- **Extract provided**

BEGIN

Capabilities

A capability is the unit of paid API access in Lipafy. Every capability has:

  • A globally-unique slug (eats.glovo.order, airtime.safaricom.topup, kyc.smile-id.verify)
  • A price in some currency (today, KES)
  • An upstream HTTP endpoint the gateway forwards to
  • An auth config Lipafy injects when forwarding (Bearer / API key header / Basic / none)
  • A status (active / draft / disabled)

When an agent calls /gateway/<slug>/..., Lipafy:

  1. Looks up the capability
  2. Validates the caller’s spending controls
  3. Holds the price against their wallet
  4. Forwards to the upstream URL with the injected auth
  5. Settles the hold on success, releases on failure

Anatomy

1{
2 "slug": "eats.glovo.order",
3 "name": "Glovo food order",
4 "description": "Place a food order on Glovo Kenya. Returns order id + ETA.",
5 "provider_type": "passthrough",
6 "provider_config": {
7 "endpoint_url": "https://api.glovoapp.com/v3/orders",
8 "auth_type": "bearer",
9 "auth_value": "<encrypted at rest>"
10 },
11 "price_amount": "500",
12 "price_currency": "KES",
13 "status": "active",
14 "owner_account_id": "uuid"
15}

Slug conventions

Dotted, lowercase, hyphens allowed inside segments:

<domain>.<brand>.<action>
SlugReads as
eats.mama-oliech.orderEats domain, Mama Oliech brand, order action
airtime.safaricom.topupAirtime domain, Safaricom brand, topup action
kyc.smile-id.verify-documentKYC domain, Smile ID brand, verify-document action

The first segment doubles as the merchant identifier for intent-mandate allow-listing. A mandate that lists eats allows all eats.* slugs.

END

- **Given information**

BEGIN

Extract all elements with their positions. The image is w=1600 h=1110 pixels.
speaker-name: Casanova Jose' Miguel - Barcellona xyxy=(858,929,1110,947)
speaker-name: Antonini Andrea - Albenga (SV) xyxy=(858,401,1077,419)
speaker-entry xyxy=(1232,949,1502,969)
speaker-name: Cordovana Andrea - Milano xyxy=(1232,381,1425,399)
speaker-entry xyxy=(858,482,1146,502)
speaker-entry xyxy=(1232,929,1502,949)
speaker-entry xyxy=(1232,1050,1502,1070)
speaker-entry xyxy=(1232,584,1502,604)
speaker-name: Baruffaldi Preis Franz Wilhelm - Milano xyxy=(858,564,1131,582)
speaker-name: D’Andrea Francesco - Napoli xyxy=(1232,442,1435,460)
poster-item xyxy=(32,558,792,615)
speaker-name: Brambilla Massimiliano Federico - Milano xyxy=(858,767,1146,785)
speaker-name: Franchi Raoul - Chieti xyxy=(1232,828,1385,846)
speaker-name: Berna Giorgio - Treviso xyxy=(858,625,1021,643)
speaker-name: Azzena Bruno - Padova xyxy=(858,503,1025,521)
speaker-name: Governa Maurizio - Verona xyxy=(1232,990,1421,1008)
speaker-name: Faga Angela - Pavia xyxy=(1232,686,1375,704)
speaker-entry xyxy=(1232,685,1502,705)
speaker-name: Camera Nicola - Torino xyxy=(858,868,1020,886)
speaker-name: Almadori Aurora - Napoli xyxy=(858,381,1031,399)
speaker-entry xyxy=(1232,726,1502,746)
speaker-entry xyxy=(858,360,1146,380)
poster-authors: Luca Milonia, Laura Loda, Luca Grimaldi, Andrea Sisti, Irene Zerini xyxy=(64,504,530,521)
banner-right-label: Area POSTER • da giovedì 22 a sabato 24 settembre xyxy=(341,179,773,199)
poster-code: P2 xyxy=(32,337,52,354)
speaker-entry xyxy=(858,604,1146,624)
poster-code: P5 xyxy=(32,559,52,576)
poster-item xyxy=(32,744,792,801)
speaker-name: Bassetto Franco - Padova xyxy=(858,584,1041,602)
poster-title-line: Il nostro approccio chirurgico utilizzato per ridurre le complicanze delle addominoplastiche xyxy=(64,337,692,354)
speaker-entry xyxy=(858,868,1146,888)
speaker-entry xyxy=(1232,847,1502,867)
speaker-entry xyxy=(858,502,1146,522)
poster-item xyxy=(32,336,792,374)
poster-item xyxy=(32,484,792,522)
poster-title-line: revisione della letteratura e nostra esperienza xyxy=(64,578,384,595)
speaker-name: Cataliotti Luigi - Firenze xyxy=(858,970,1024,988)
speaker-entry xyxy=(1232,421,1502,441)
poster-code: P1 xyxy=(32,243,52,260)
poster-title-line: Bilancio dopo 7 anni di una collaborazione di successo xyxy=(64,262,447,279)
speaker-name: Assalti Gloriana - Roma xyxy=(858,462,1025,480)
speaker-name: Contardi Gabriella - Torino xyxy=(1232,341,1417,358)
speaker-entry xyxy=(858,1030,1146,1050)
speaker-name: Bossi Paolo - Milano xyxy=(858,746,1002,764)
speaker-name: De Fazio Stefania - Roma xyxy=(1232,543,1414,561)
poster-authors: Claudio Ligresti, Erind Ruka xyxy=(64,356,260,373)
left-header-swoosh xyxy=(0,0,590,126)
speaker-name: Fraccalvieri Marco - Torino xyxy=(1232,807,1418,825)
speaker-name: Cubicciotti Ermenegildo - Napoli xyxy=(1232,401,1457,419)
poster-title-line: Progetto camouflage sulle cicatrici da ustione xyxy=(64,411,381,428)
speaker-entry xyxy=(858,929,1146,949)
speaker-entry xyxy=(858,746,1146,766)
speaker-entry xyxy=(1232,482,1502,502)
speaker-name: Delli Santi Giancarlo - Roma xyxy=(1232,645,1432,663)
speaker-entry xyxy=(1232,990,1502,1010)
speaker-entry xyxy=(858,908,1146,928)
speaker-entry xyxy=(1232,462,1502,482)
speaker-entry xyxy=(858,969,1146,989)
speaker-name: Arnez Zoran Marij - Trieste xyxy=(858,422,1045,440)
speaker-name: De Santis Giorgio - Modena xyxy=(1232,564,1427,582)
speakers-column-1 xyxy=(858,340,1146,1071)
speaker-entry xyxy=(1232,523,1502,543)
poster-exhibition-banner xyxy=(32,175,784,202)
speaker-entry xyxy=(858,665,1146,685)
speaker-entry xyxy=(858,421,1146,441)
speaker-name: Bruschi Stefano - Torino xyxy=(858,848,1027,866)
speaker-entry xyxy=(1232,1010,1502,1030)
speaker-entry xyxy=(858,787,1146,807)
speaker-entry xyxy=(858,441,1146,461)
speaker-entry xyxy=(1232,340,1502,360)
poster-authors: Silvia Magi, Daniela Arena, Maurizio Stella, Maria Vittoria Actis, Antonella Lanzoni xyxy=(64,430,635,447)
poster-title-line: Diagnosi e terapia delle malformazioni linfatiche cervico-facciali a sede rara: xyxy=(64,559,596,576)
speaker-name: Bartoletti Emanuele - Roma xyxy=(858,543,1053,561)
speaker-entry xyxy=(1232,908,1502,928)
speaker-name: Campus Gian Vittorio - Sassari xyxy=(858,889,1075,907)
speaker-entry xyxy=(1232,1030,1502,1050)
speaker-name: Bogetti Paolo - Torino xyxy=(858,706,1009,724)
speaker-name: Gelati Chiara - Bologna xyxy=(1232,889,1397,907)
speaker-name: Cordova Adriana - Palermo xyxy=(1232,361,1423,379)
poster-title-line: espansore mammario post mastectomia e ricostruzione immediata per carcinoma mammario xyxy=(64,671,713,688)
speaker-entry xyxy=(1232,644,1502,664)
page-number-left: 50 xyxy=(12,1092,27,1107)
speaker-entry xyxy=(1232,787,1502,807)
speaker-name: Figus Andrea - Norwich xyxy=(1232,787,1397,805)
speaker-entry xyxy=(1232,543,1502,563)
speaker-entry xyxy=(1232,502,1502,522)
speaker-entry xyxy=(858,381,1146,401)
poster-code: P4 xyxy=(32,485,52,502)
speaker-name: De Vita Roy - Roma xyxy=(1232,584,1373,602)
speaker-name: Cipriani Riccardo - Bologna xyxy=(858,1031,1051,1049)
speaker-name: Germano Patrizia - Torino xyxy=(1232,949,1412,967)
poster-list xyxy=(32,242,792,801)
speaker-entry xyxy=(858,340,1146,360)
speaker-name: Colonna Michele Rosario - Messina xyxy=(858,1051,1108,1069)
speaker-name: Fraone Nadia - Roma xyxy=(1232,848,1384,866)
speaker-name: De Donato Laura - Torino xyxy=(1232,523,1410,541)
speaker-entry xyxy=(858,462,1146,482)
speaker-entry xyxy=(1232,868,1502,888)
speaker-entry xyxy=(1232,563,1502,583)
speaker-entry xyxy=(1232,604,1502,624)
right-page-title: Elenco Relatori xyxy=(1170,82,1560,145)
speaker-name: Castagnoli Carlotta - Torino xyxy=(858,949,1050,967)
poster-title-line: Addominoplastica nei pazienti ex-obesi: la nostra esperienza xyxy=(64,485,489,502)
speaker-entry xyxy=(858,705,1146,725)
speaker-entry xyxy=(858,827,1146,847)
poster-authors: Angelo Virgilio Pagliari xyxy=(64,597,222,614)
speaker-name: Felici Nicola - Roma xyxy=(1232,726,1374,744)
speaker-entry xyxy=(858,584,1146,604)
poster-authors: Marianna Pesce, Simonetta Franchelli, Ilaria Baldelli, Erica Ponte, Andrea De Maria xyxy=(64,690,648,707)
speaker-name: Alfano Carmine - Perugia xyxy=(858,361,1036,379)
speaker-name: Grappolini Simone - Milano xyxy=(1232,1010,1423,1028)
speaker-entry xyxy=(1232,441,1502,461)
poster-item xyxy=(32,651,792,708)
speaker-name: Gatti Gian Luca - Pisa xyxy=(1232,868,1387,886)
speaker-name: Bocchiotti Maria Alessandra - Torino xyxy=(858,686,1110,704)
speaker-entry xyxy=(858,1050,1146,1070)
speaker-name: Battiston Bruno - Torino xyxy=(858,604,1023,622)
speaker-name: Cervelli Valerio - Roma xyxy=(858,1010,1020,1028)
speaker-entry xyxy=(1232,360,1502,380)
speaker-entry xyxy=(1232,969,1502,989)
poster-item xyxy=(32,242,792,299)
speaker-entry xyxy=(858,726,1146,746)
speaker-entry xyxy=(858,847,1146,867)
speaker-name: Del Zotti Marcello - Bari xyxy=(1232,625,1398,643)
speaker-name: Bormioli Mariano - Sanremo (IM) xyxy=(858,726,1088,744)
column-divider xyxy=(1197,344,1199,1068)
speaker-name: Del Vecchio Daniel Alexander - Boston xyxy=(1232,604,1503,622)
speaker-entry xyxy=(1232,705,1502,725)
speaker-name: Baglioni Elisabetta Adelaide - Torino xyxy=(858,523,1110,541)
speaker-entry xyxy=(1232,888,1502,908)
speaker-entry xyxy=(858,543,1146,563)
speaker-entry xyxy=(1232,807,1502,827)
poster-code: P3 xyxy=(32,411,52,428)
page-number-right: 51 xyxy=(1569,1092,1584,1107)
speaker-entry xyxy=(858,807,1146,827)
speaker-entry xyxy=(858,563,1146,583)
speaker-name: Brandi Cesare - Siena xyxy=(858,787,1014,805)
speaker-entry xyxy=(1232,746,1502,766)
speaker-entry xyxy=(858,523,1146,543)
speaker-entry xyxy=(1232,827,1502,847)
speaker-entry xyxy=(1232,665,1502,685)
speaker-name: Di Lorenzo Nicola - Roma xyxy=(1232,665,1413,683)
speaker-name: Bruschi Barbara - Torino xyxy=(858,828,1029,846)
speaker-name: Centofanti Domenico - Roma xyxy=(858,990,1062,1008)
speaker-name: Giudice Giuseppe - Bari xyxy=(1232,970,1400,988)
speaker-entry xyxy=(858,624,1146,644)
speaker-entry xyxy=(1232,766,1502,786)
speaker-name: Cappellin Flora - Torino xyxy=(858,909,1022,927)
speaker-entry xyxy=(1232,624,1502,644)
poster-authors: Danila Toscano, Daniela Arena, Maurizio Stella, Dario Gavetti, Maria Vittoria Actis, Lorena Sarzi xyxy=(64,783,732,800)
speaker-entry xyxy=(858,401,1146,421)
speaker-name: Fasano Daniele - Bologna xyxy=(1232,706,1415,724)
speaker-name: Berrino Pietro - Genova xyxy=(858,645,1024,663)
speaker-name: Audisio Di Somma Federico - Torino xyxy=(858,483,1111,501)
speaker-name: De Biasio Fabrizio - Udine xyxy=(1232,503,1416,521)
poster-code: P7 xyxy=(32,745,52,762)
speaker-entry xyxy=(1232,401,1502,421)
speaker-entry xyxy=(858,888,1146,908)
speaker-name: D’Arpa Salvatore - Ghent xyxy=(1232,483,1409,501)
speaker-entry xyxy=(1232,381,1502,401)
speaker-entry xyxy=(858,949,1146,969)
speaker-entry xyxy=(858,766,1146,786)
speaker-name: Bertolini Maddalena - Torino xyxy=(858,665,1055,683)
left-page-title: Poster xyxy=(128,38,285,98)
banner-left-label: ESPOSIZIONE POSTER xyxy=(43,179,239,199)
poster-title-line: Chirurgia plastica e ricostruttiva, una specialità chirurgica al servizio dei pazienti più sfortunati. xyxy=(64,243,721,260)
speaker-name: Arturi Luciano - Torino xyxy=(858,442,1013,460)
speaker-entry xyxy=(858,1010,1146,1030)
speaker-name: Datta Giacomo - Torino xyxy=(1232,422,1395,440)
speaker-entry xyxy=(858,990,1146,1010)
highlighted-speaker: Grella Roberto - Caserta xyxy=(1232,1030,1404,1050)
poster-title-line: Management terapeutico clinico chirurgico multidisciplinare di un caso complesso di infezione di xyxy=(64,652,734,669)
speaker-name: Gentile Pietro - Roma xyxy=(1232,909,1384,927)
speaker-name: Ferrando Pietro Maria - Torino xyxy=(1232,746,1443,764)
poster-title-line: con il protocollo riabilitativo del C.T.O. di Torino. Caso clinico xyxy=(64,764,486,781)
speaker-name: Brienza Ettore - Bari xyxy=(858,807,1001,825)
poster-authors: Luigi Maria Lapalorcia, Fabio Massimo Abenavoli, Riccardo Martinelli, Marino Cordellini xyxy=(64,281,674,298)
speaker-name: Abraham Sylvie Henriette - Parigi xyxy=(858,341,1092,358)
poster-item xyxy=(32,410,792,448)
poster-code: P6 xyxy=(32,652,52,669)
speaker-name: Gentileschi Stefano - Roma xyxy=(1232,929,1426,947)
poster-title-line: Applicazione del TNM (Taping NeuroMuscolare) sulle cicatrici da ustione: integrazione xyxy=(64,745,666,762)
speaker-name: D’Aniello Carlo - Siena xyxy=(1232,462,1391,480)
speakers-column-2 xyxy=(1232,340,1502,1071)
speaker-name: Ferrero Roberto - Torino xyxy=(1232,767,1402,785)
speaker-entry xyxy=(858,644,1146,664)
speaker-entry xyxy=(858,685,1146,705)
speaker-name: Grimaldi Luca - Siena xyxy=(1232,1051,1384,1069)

END

- **Exercise set**
(a) Copy out the Lipafy capabilities page from "Capabilities" to "currency (today, KES)".
(b) According to the Lipafy capabilities page, what statuses can a capability have?
(c) Carry on the Lipafy capabilities page from the point where it ends.

- **Response list**
(a)
Capabilities

A capability is the unit of paid API access in Lipafy. Every capability has:

  • A globally-unique slug (eats.glovo.order, airtime.safaricom.topup, kyc.smile-id.verify)
  • A price in some currency (today, KES)

(b) Active, draft, or disabled.

(c)
Auth types

Lipafy never gives the agent the provider’s credential. The agent only authenticates against Lipafy; Lipafy authenticates against the provider on every forward.

auth_typeWhat gets injected on the forwarded request
nonenothing (the upstream is public)
bearerAuthorization: Bearer <auth_value>
api_key<header_name>: <auth_value> — see provider_config.header_name
basicAuthorization: Basic base64(<auth_value>)

auth_value is encrypted at rest with AES-256-GCM. Only the gateway path decrypts it.

Lifecycle states

  • draft — registered but not yet callable. Use for development.
  • active — live, callable by any account with funds.
  • disabled — soft-deleted. The row is preserved (so historical capability_requests still reference a valid id) but the gateway 422s on calls.

A delete on a capability is always a soft-delete; rows in wallet_transactions and capability_requests keep referring to it.

Pricing

Today’s model: flat per-call price in one currency. If one upstream service needs different prices for different operations, register separate capability slugs for those operations.

Visibility

A capability has one of three statuses, and visibility follows from that:

  • draft — only the owner sees it (GET /v1/capabilities/mine). Self-serve registrations default here.
  • active — listed in the public registry (GET /v1/capabilities, no auth required) and callable by any funded wallet.
  • disabled — hidden from public listings; existing receipts and references stay intact.

Two paths to a public listing:

  1. Self-serve — register at /capabilities/new, then PATCH the status to active when ready. Useful for capabilities you own and operate yourself.
  2. Apply — for third-party devs submitting a service for inclusion: /capabilities/apply. Lipafy reviews submissions before listing them publicly. See Apply for a public capability.

Forwarding semantics

The gateway forwards the agent’s request as-is to the upstream, except:

  • Authorization, X-Payment-Authorization, Cookie, and hop-by-hop headers are stripped (they belong to Lipafy ↔ agent, not Lipafy ↔ upstream)
  • The configured auth_type injects its own header
  • Request method, path (everything after /gateway/<slug>/), and body pass through unchanged

The upstream’s response — status, body, content-type — is returned to the agent, augmented with Lipafy’s X-Payment-* headers that quote the price and reference id of the charge.